(Layout coordinate data)

++++

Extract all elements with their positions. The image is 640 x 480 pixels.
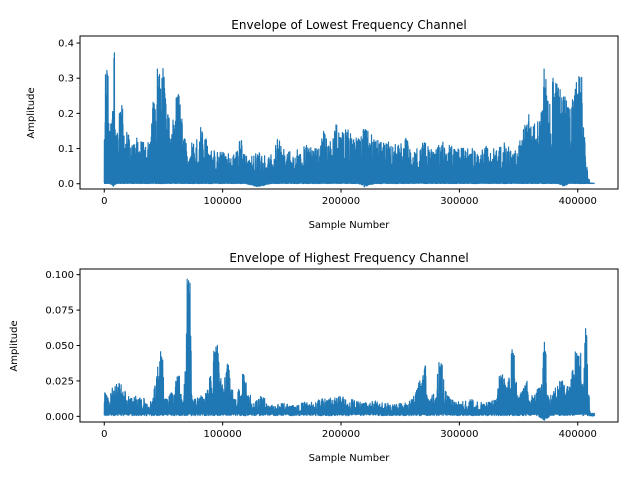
axes-frame (79, 35, 619, 190)
x-axis-ticks: 0 100000 200000 300000 400000 (101, 422, 597, 440)
y-tick-label: 0.000 (45, 412, 74, 423)
chart-highest-frequency: Envelope of Highest Frequency Channel 0 1… (9, 251, 619, 464)
x-tick-label: 400000 (559, 196, 597, 207)
x-tick-label: 200000 (322, 429, 360, 440)
x-tick-label: 200000 (322, 196, 360, 207)
y-axis-label: Amplitude (9, 320, 20, 371)
y-tick-label: 0.050 (45, 341, 74, 352)
x-tick-label: 300000 (440, 429, 478, 440)
x-axis-label: Sample Number (309, 453, 391, 464)
x-tick-label: 0 (101, 196, 107, 207)
signal-line (103, 278, 596, 421)
y-tick-label: 0.3 (58, 74, 74, 85)
y-axis-ticks: 0.0 0.1 0.2 0.3 0.4 (58, 39, 80, 190)
y-tick-label: 0.0 (58, 179, 74, 190)
y-axis-label: Amplitude (26, 87, 37, 138)
y-tick-label: 0.4 (58, 39, 74, 50)
plot-area (103, 52, 595, 188)
y-tick-label: 0.100 (45, 270, 74, 281)
x-tick-label: 400000 (559, 429, 597, 440)
chart-lowest-frequency: Envelope of Lowest Frequency Channel 0 10… (26, 18, 619, 231)
y-tick-label: 0.075 (45, 306, 74, 317)
y-tick-label: 0.1 (58, 144, 74, 155)
y-axis-ticks: 0.000 0.025 0.050 0.075 0.100 (45, 270, 80, 423)
plot-area (103, 278, 596, 421)
x-axis-label: Sample Number (309, 220, 391, 231)
signal-line (103, 52, 595, 188)
x-tick-label: 100000 (204, 429, 242, 440)
y-tick-label: 0.025 (45, 376, 74, 387)
x-tick-label: 300000 (440, 196, 478, 207)
x-tick-label: 0 (101, 429, 107, 440)
chart-title: Envelope of Highest Frequency Channel (229, 251, 468, 265)
chart-title: Envelope of Lowest Frequency Channel (231, 18, 466, 32)
x-tick-label: 100000 (204, 196, 242, 207)
x-axis-ticks: 0 100000 200000 300000 400000 (101, 189, 597, 207)
y-tick-label: 0.2 (58, 109, 74, 120)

++++

**Challenge:** Recast the entries above as a Markdown table with the columns Number and Entry line, starting with the line that contains "axes-frame (79, 35, 619, 190)" and going on through the line that contains "y-tick-label: 0.4 (58, 39, 74, 50)", with blank lines left out.

**The solution:**
| Number | Entry line |
|---|---|
| 1 | axes-frame (79, 35, 619, 190) |
| 2 | x-axis-ticks: 0 100000 200000 300000 400000 (101, 422, 597, 440) |
| 3 | y-tick-label: 0.000 (45, 412, 74, 423) |
| 4 | chart-highest-frequency: Envelope of Highest Frequency Channel 0 1… (9, 251, 619, 464) |
| 5 | x-tick-label: 400000 (559, 196, 597, 207) |
| 6 | x-tick-label: 200000 (322, 429, 360, 440) |
| 7 | x-tick-label: 200000 (322, 196, 360, 207) |
| 8 | y-axis-label: Amplitude (9, 320, 20, 371) |
| 9 | y-tick-label: 0.050 (45, 341, 74, 352) |
| 10 | x-tick-label: 300000 (440, 429, 478, 440) |
| 11 | x-axis-label: Sample Number (309, 453, 391, 464) |
| 12 | x-tick-label: 0 (101, 196, 107, 207) |
| 13 | signal-line (103, 278, 596, 421) |
| 14 | y-tick-label: 0.3 (58, 74, 74, 85) |
| 15 | y-axis-ticks: 0.0 0.1 0.2 0.3 0.4 (58, 39, 80, 190) |
| 16 | y-tick-label: 0.0 (58, 179, 74, 190) |
| 17 | y-axis-label: Amplitude (26, 87, 37, 138) |
| 18 | y-tick-label: 0.4 (58, 39, 74, 50) |